[Recorded data]
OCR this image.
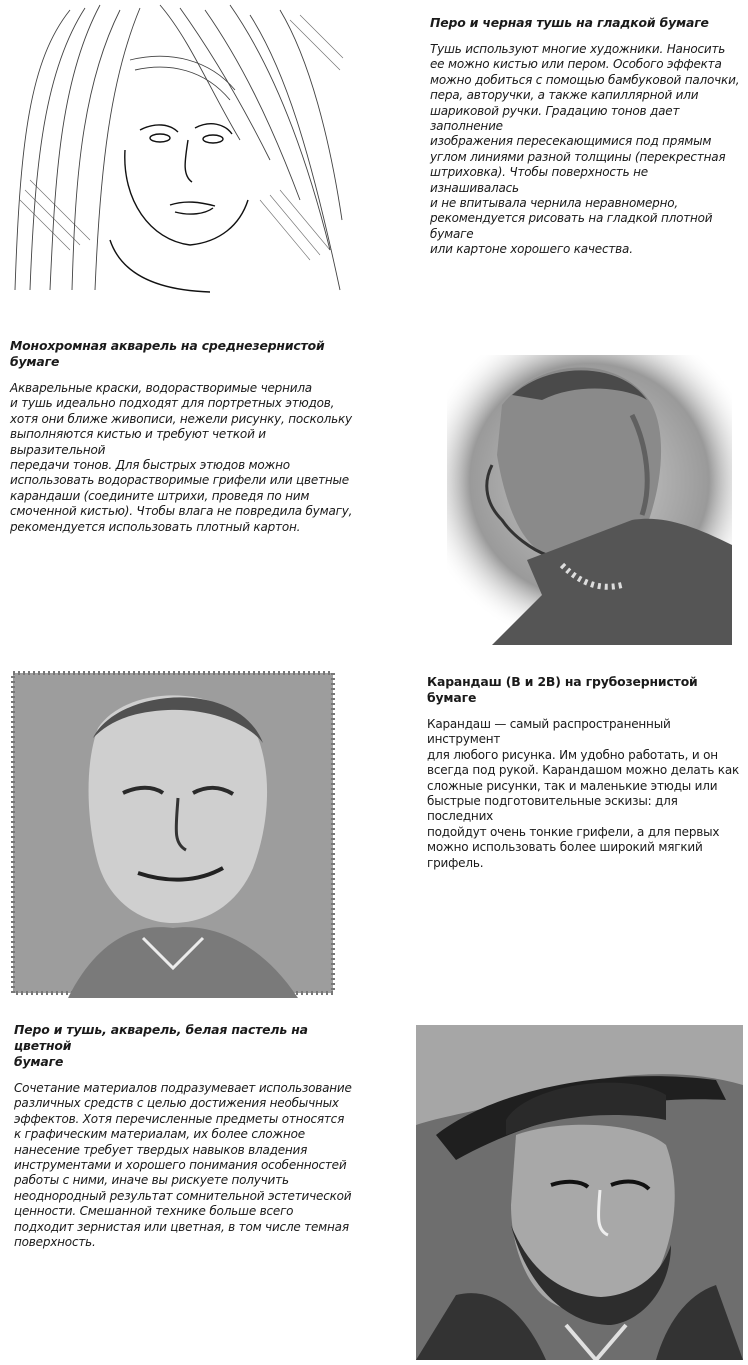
Перо и черная тушь на гладкой бумаге

Тушь используют многие художники. Наносить
ее можно кистью или пером. Особого эффекта
можно добиться с помощью бамбуковой палочки,
пера, авторучки, а также капиллярной или
шариковой ручки. Градацию тонов дает заполнение
изображения пересекающимися под прямым
углом линиями разной толщины (перекрестная
штриховка). Чтобы поверхность не изнашивалась
и не впитывала чернила неравномерно,
рекомендуется рисовать на гладкой плотной бумаге
или картоне хорошего качества.

Монохромная акварель на среднезернистой бумаге

Акварельные краски, водорастворимые чернила
и тушь идеально подходят для портретных этюдов,
хотя они ближе живописи, нежели рисунку, поскольку
выполняются кистью и требуют четкой и выразительной
передачи тонов. Для быстрых этюдов можно
использовать водорастворимые грифели или цветные
карандаши (соедините штрихи, проведя по ним
смоченной кистью). Чтобы влага не повредила бумагу,
рекомендуется использовать плотный картон.

Карандаш (В и 2В) на грубозернистой бумаге

Карандаш — самый распространенный инструмент
для любого рисунка. Им удобно работать, и он
всегда под рукой. Карандашом можно делать как
сложные рисунки, так и маленькие этюды или
быстрые подготовительные эскизы: для последних
подойдут очень тонкие грифели, а для первых
можно использовать более широкий мягкий
грифель.

Перо и тушь, акварель, белая пастель на цветной
бумаге

Сочетание материалов подразумевает использование
различных средств с целью достижения необычных
эффектов. Хотя перечисленные предметы относятся
к графическим материалам, их более сложное
нанесение требует твердых навыков владения
инструментами и хорошего понимания особенностей
работы с ними, иначе вы рискуете получить
неоднородный результат сомнительной эстетической
ценности. Смешанной технике больше всего
подходит зернистая или цветная, в том числе темная
поверхность.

* [TASK TO CARRY OUT]: Copy out every line of the material above exactly, skipping the pictures.

* [FULL RESPONSE]:
OCR this image.
Перо и черная тушь на гладкой бумаге

Тушь используют многие художники. Наносить
ее можно кистью или пером. Особого эффекта
можно добиться с помощью бамбуковой палочки,
пера, авторучки, а также капиллярной или
шариковой ручки. Градацию тонов дает заполнение
изображения пересекающимися под прямым
углом линиями разной толщины (перекрестная
штриховка). Чтобы поверхность не изнашивалась
и не впитывала чернила неравномерно,
рекомендуется рисовать на гладкой плотной бумаге
или картоне хорошего качества.

Монохромная акварель на среднезернистой бумаге

Акварельные краски, водорастворимые чернила
и тушь идеально подходят для портретных этюдов,
хотя они ближе живописи, нежели рисунку, поскольку
выполняются кистью и требуют четкой и выразительной
передачи тонов. Для быстрых этюдов можно
использовать водорастворимые грифели или цветные
карандаши (соедините штрихи, проведя по ним
смоченной кистью). Чтобы влага не повредила бумагу,
рекомендуется использовать плотный картон.

Карандаш (В и 2В) на грубозернистой бумаге

Карандаш — самый распространенный инструмент
для любого рисунка. Им удобно работать, и он
всегда под рукой. Карандашом можно делать как
сложные рисунки, так и маленькие этюды или
быстрые подготовительные эскизы: для последних
подойдут очень тонкие грифели, а для первых
можно использовать более широкий мягкий
грифель.

Перо и тушь, акварель, белая пастель на цветной
бумаге

Сочетание материалов подразумевает использование
различных средств с целью достижения необычных
эффектов. Хотя перечисленные предметы относятся
к графическим материалам, их более сложное
нанесение требует твердых навыков владения
инструментами и хорошего понимания особенностей
работы с ними, иначе вы рискуете получить
неоднородный результат сомнительной эстетической
ценности. Смешанной технике больше всего
подходит зернистая или цветная, в том числе темная
поверхность.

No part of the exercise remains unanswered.